> [What needs to be done]: Transcribe the listing in full, excluding any pictures.

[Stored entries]
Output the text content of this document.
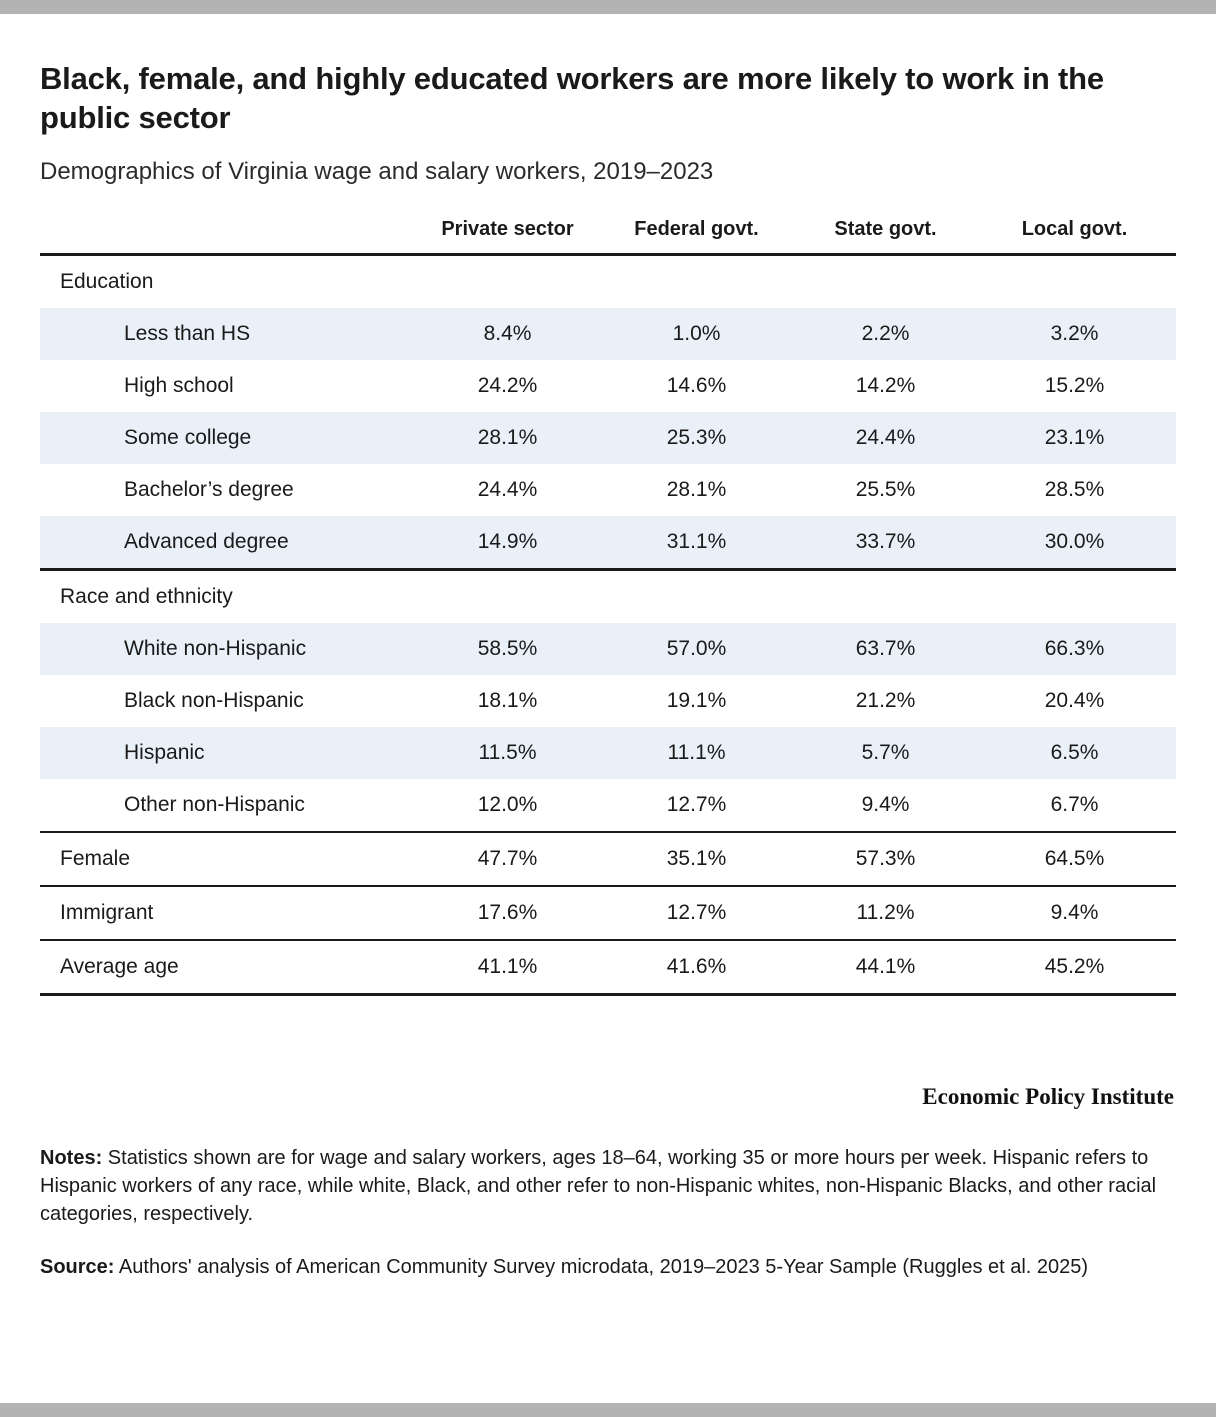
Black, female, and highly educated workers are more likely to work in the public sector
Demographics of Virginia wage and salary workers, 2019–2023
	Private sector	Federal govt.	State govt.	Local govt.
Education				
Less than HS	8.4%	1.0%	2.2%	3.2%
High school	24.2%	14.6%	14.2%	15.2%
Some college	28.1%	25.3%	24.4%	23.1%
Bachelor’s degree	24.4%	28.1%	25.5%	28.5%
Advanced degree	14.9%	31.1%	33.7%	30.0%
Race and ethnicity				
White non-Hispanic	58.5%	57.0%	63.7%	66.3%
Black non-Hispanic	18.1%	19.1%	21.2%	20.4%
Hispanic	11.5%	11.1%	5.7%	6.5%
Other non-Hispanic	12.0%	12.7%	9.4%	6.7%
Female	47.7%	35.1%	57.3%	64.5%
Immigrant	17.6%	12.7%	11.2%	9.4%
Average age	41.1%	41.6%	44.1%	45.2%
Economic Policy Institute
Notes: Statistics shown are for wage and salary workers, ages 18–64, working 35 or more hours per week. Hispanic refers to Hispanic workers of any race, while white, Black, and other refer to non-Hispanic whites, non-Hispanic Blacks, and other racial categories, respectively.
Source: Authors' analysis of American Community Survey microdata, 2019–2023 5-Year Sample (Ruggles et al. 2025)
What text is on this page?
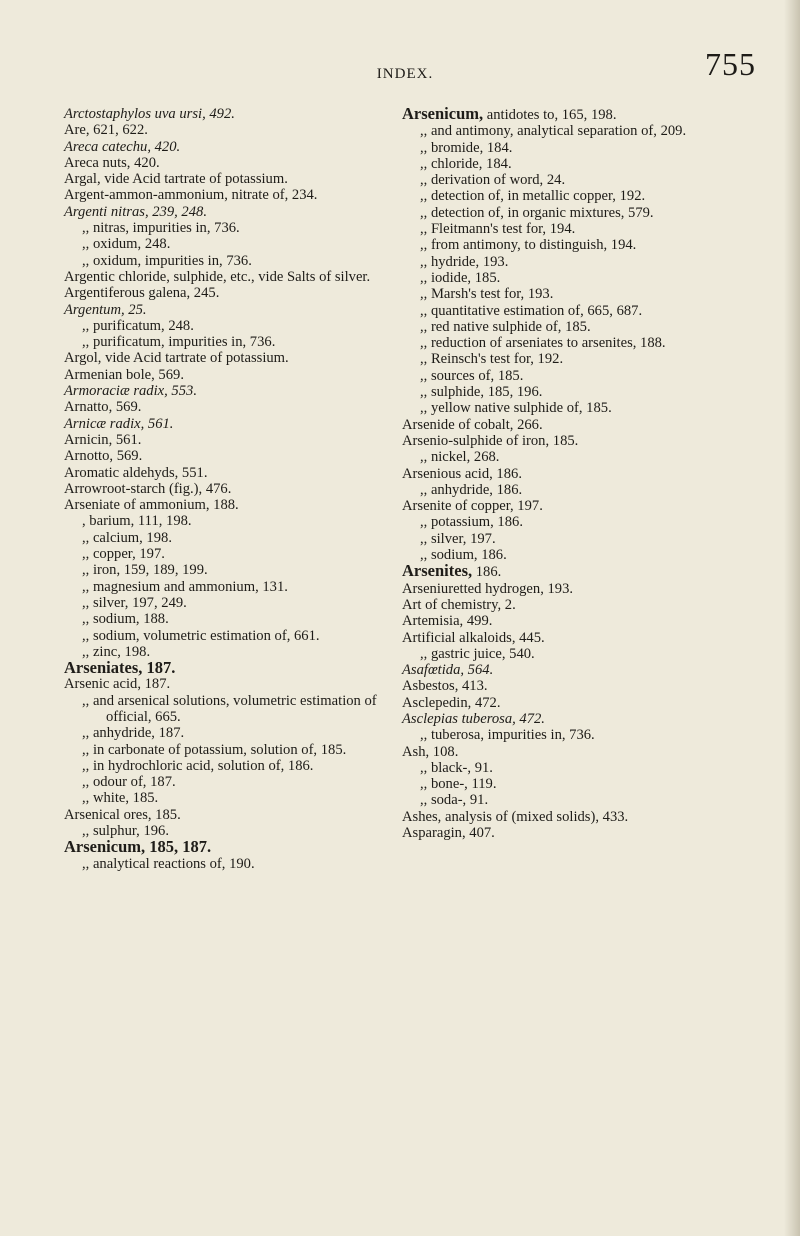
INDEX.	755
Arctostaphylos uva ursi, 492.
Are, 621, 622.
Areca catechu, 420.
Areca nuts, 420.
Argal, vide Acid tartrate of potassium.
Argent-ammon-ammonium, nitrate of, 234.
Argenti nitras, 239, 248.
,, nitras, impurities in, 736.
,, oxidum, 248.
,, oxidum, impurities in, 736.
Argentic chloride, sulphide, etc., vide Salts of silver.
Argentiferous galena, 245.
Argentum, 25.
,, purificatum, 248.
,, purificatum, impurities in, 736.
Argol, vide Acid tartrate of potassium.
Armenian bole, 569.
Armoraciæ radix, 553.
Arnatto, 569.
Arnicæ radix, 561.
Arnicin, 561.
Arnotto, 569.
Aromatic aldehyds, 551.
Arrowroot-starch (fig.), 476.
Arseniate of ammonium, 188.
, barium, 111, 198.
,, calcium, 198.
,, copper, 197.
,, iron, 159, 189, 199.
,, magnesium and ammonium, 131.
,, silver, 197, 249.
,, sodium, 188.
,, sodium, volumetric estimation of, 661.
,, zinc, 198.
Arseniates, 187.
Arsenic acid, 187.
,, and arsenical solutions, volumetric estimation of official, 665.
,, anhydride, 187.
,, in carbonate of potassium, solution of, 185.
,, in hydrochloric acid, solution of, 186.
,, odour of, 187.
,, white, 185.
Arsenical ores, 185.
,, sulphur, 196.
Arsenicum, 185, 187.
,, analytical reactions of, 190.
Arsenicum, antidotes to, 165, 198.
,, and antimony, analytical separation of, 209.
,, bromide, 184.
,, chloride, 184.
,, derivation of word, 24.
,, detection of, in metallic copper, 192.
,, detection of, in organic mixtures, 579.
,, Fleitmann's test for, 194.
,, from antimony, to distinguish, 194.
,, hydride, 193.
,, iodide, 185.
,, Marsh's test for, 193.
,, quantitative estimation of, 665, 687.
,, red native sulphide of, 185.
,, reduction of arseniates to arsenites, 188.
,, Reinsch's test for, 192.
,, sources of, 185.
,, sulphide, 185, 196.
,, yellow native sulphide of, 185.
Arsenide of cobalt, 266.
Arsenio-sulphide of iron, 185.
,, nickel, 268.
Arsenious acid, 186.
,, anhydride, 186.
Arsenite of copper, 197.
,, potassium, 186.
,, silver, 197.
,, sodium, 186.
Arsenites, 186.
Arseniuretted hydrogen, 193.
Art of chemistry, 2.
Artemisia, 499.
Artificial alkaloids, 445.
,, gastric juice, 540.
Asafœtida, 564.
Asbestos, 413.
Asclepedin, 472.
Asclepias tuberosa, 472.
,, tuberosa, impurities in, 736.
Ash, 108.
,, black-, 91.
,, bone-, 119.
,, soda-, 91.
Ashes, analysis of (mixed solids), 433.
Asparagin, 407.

> [Exercise solution]:
Output the text content of this document.
Black, female, and highly educated workers are more likely to work in the public sector
Demographics of Virginia wage and salary workers, 2019–2023
	Private sector	Federal govt.	State govt.	Local govt.
Education				
Less than HS	8.4%	1.0%	2.2%	3.2%
High school	24.2%	14.6%	14.2%	15.2%
Some college	28.1%	25.3%	24.4%	23.1%
Bachelor’s degree	24.4%	28.1%	25.5%	28.5%
Advanced degree	14.9%	31.1%	33.7%	30.0%
Race and ethnicity				
White non-Hispanic	58.5%	57.0%	63.7%	66.3%
Black non-Hispanic	18.1%	19.1%	21.2%	20.4%
Hispanic	11.5%	11.1%	5.7%	6.5%
Other non-Hispanic	12.0%	12.7%	9.4%	6.7%
Female	47.7%	35.1%	57.3%	64.5%
Immigrant	17.6%	12.7%	11.2%	9.4%
Average age	41.1%	41.6%	44.1%	45.2%
Economic Policy Institute
Notes: Statistics shown are for wage and salary workers, ages 18–64, working 35 or more hours per week. Hispanic refers to Hispanic workers of any race, while white, Black, and other refer to non-Hispanic whites, non-Hispanic Blacks, and other racial categories, respectively.
Source: Authors' analysis of American Community Survey microdata, 2019–2023 5-Year Sample (Ruggles et al. 2025)
What text is on this page?
INDEX.	755
Arctostaphylos uva ursi, 492.
Are, 621, 622.
Areca catechu, 420.
Areca nuts, 420.
Argal, vide Acid tartrate of potassium.
Argent-ammon-ammonium, nitrate of, 234.
Argenti nitras, 239, 248.
,, nitras, impurities in, 736.
,, oxidum, 248.
,, oxidum, impurities in, 736.
Argentic chloride, sulphide, etc., vide Salts of silver.
Argentiferous galena, 245.
Argentum, 25.
,, purificatum, 248.
,, purificatum, impurities in, 736.
Argol, vide Acid tartrate of potassium.
Armenian bole, 569.
Armoraciæ radix, 553.
Arnatto, 569.
Arnicæ radix, 561.
Arnicin, 561.
Arnotto, 569.
Aromatic aldehyds, 551.
Arrowroot-starch (fig.), 476.
Arseniate of ammonium, 188.
, barium, 111, 198.
,, calcium, 198.
,, copper, 197.
,, iron, 159, 189, 199.
,, magnesium and ammonium, 131.
,, silver, 197, 249.
,, sodium, 188.
,, sodium, volumetric estimation of, 661.
,, zinc, 198.
Arseniates, 187.
Arsenic acid, 187.
,, and arsenical solutions, volumetric estimation of official, 665.
,, anhydride, 187.
,, in carbonate of potassium, solution of, 185.
,, in hydrochloric acid, solution of, 186.
,, odour of, 187.
,, white, 185.
Arsenical ores, 185.
,, sulphur, 196.
Arsenicum, 185, 187.
,, analytical reactions of, 190.
Arsenicum, antidotes to, 165, 198.
,, and antimony, analytical separation of, 209.
,, bromide, 184.
,, chloride, 184.
,, derivation of word, 24.
,, detection of, in metallic copper, 192.
,, detection of, in organic mixtures, 579.
,, Fleitmann's test for, 194.
,, from antimony, to distinguish, 194.
,, hydride, 193.
,, iodide, 185.
,, Marsh's test for, 193.
,, quantitative estimation of, 665, 687.
,, red native sulphide of, 185.
,, reduction of arseniates to arsenites, 188.
,, Reinsch's test for, 192.
,, sources of, 185.
,, sulphide, 185, 196.
,, yellow native sulphide of, 185.
Arsenide of cobalt, 266.
Arsenio-sulphide of iron, 185.
,, nickel, 268.
Arsenious acid, 186.
,, anhydride, 186.
Arsenite of copper, 197.
,, potassium, 186.
,, silver, 197.
,, sodium, 186.
Arsenites, 186.
Arseniuretted hydrogen, 193.
Art of chemistry, 2.
Artemisia, 499.
Artificial alkaloids, 445.
,, gastric juice, 540.
Asafœtida, 564.
Asbestos, 413.
Asclepedin, 472.
Asclepias tuberosa, 472.
,, tuberosa, impurities in, 736.
Ash, 108.
,, black-, 91.
,, bone-, 119.
,, soda-, 91.
Ashes, analysis of (mixed solids), 433.
Asparagin, 407.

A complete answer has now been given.